> **What you are asked to do**
Where the word "rules" occurs in a line, return that line.
- - - - -
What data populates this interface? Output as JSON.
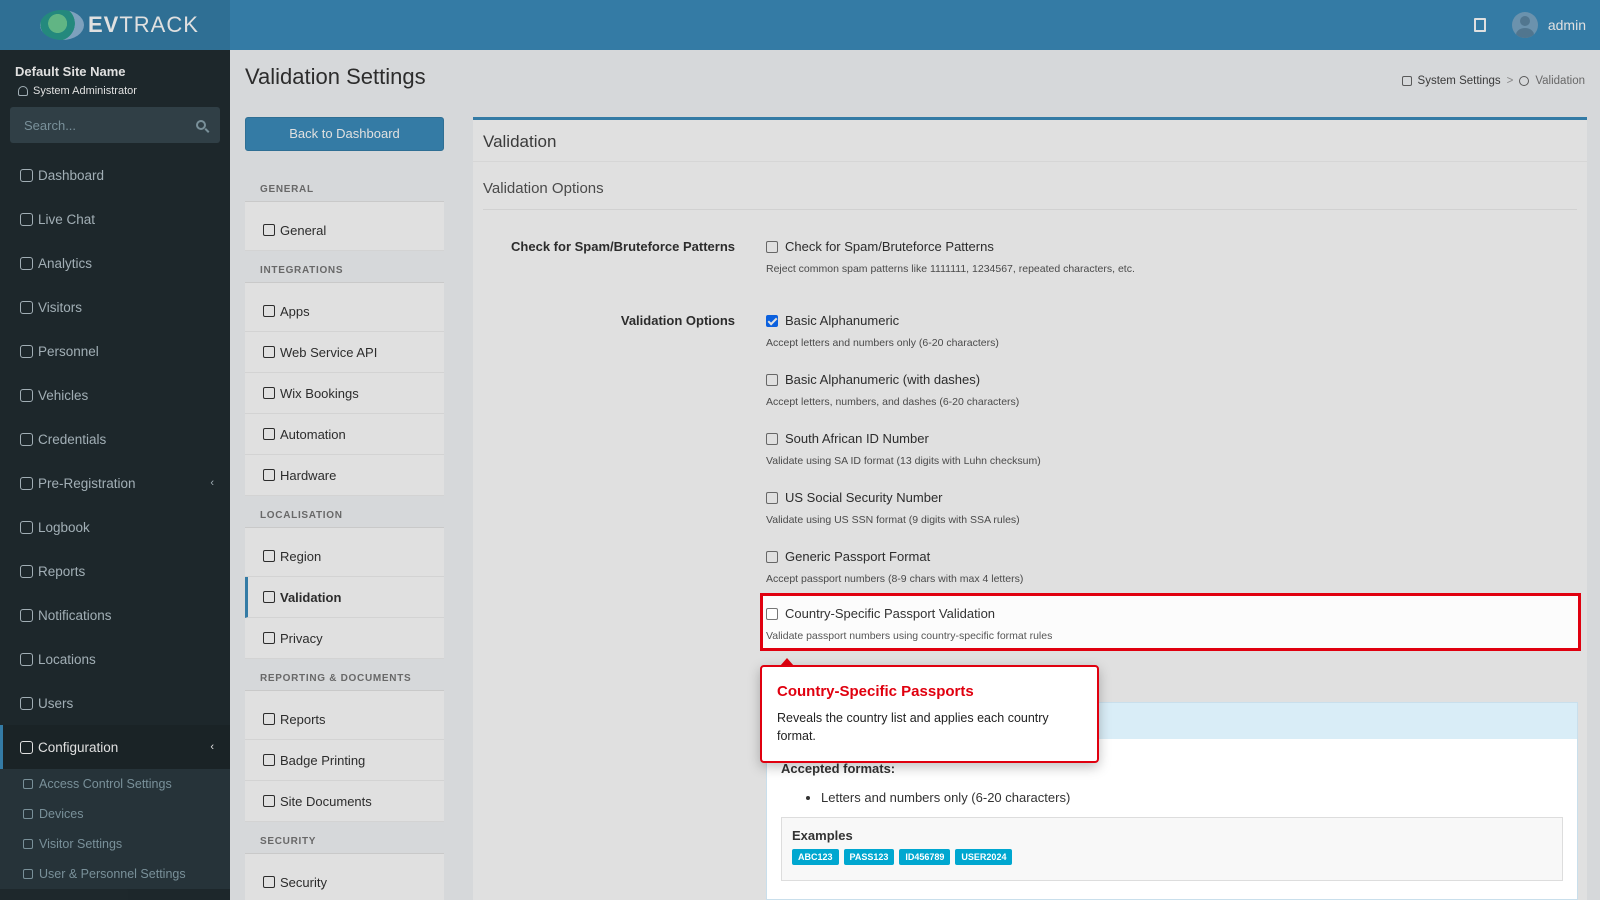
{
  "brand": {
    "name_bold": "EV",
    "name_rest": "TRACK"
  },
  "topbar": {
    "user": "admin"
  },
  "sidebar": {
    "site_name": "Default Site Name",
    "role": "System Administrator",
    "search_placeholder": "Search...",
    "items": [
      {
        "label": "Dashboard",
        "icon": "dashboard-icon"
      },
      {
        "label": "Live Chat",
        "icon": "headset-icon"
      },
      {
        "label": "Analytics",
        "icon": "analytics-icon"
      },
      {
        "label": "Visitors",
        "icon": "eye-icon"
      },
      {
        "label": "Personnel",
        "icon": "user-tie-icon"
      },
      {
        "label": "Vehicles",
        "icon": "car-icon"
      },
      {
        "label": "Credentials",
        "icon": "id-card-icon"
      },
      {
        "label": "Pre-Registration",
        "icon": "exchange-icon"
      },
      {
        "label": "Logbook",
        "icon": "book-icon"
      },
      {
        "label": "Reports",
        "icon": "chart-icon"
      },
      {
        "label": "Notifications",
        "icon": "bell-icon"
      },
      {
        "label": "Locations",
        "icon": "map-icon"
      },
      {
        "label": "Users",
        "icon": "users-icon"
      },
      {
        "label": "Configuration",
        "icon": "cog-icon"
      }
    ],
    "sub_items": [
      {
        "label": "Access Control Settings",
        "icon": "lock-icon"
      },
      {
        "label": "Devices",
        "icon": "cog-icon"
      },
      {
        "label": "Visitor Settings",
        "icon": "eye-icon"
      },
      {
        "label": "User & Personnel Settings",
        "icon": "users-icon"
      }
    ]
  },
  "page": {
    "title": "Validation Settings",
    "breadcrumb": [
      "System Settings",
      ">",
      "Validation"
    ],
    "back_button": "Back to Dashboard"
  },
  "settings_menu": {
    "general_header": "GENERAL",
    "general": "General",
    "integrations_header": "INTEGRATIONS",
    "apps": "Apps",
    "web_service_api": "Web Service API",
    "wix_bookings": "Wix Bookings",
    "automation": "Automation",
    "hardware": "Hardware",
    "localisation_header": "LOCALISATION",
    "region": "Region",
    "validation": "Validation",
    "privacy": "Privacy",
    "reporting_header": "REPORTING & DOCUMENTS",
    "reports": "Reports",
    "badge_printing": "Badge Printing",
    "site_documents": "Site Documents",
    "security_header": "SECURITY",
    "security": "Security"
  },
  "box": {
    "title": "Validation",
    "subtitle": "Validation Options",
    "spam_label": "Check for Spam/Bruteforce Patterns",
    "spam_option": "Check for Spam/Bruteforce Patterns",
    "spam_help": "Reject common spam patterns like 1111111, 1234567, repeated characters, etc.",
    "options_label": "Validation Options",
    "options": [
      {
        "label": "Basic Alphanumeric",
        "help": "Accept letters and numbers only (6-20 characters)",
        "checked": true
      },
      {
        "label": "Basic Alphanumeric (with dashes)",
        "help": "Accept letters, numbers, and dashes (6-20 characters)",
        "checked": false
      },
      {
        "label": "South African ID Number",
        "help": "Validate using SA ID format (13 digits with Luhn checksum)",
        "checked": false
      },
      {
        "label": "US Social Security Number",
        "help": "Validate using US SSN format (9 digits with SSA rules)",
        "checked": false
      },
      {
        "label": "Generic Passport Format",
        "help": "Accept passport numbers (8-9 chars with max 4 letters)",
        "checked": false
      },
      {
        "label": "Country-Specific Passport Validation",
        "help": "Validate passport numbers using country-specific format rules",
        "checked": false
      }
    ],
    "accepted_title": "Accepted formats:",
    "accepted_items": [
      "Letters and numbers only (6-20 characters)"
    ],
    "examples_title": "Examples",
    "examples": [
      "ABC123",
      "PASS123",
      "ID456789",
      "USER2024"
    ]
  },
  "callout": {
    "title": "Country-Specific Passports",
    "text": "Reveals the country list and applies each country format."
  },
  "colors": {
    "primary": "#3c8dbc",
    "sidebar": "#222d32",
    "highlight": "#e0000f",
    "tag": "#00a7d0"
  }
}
- - - - -
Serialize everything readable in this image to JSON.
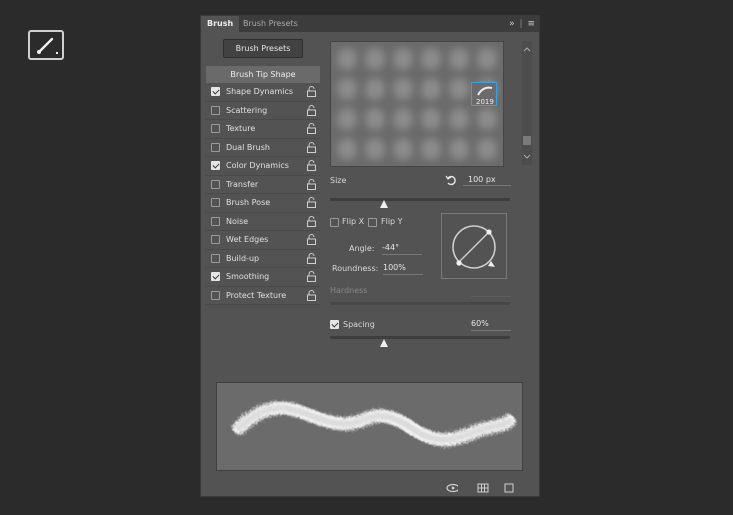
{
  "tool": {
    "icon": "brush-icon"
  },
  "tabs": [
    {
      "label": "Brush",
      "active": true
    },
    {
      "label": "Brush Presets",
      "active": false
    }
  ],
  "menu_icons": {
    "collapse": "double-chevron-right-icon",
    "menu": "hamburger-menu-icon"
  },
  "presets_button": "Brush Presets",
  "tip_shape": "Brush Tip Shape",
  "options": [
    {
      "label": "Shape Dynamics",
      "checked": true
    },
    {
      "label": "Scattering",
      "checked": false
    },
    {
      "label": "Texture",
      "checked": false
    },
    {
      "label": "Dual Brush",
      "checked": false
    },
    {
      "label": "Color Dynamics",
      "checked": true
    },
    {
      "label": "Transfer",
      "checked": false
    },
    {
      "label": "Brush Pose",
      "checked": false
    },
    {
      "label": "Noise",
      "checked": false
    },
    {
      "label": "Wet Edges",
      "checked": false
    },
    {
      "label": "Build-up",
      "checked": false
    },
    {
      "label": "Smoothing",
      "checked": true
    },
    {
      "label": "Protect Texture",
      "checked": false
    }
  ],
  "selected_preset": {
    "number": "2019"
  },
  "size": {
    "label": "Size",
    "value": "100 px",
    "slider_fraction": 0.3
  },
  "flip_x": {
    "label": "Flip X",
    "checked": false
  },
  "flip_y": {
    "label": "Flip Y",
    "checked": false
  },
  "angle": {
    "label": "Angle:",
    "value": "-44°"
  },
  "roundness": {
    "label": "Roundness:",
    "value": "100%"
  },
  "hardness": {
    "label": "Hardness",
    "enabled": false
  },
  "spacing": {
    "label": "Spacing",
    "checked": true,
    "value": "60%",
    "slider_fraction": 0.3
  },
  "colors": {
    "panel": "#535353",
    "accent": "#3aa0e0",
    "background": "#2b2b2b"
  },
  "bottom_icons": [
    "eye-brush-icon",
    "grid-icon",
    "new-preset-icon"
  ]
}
- - - - -
> **Problem solution**
        "help": "Validate using US SSN format (9 digits with SSA rules)",
        "help": "Validate passport numbers using country-specific format rules",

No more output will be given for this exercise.